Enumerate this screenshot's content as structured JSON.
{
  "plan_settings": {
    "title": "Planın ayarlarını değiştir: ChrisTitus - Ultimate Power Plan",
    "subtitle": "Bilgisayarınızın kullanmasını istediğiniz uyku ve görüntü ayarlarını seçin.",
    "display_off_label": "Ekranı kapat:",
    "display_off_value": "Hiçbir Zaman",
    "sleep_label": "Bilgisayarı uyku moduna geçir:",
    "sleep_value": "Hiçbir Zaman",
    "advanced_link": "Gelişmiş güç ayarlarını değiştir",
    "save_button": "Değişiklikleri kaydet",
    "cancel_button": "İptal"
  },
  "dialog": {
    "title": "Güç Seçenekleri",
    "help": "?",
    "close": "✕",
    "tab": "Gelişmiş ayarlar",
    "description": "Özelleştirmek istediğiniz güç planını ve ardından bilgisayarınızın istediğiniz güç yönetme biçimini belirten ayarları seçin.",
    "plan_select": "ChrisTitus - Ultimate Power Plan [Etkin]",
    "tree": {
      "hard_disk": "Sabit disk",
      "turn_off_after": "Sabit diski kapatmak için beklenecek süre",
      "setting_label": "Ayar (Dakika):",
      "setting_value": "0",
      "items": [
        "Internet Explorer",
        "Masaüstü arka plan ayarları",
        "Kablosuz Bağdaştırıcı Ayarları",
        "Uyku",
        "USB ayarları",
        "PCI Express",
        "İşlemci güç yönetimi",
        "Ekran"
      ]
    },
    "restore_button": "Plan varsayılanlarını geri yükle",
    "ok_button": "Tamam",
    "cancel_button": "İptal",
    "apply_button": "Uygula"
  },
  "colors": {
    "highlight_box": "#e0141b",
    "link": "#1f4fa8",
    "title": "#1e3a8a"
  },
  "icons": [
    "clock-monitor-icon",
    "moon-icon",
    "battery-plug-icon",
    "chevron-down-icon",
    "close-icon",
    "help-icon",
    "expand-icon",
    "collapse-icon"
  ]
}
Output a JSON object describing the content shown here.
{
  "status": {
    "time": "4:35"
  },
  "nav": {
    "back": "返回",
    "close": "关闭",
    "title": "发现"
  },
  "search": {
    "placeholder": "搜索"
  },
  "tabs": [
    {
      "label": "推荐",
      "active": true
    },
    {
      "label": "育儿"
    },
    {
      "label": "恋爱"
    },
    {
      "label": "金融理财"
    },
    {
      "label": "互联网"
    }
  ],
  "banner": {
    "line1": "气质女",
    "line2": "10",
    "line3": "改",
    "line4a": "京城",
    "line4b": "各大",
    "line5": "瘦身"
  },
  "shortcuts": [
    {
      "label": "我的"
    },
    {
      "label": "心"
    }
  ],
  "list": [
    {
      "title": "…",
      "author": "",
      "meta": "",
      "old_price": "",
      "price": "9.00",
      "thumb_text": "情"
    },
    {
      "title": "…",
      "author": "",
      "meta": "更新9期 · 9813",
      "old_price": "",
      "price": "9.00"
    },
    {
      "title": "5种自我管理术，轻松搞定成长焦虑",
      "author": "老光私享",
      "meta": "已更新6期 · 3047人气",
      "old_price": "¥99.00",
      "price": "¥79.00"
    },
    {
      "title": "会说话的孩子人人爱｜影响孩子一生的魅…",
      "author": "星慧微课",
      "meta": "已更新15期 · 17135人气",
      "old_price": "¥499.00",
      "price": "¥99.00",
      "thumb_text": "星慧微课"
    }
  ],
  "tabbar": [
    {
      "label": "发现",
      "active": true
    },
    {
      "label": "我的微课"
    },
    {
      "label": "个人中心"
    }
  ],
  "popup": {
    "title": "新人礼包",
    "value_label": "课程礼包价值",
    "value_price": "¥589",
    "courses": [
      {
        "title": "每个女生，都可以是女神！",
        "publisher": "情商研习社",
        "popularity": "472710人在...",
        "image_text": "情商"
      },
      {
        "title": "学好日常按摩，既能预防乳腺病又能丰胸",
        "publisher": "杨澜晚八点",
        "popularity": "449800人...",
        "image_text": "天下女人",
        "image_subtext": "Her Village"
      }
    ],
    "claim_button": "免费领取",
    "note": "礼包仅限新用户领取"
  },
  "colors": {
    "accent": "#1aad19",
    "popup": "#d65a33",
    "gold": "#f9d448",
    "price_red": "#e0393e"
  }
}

AIM: Gather each line of the listing containing the word "content" and show it.

THE RESULT:
Enumerate this screenshot's content as structured JSON.
Output a JSON object describing the content shown here.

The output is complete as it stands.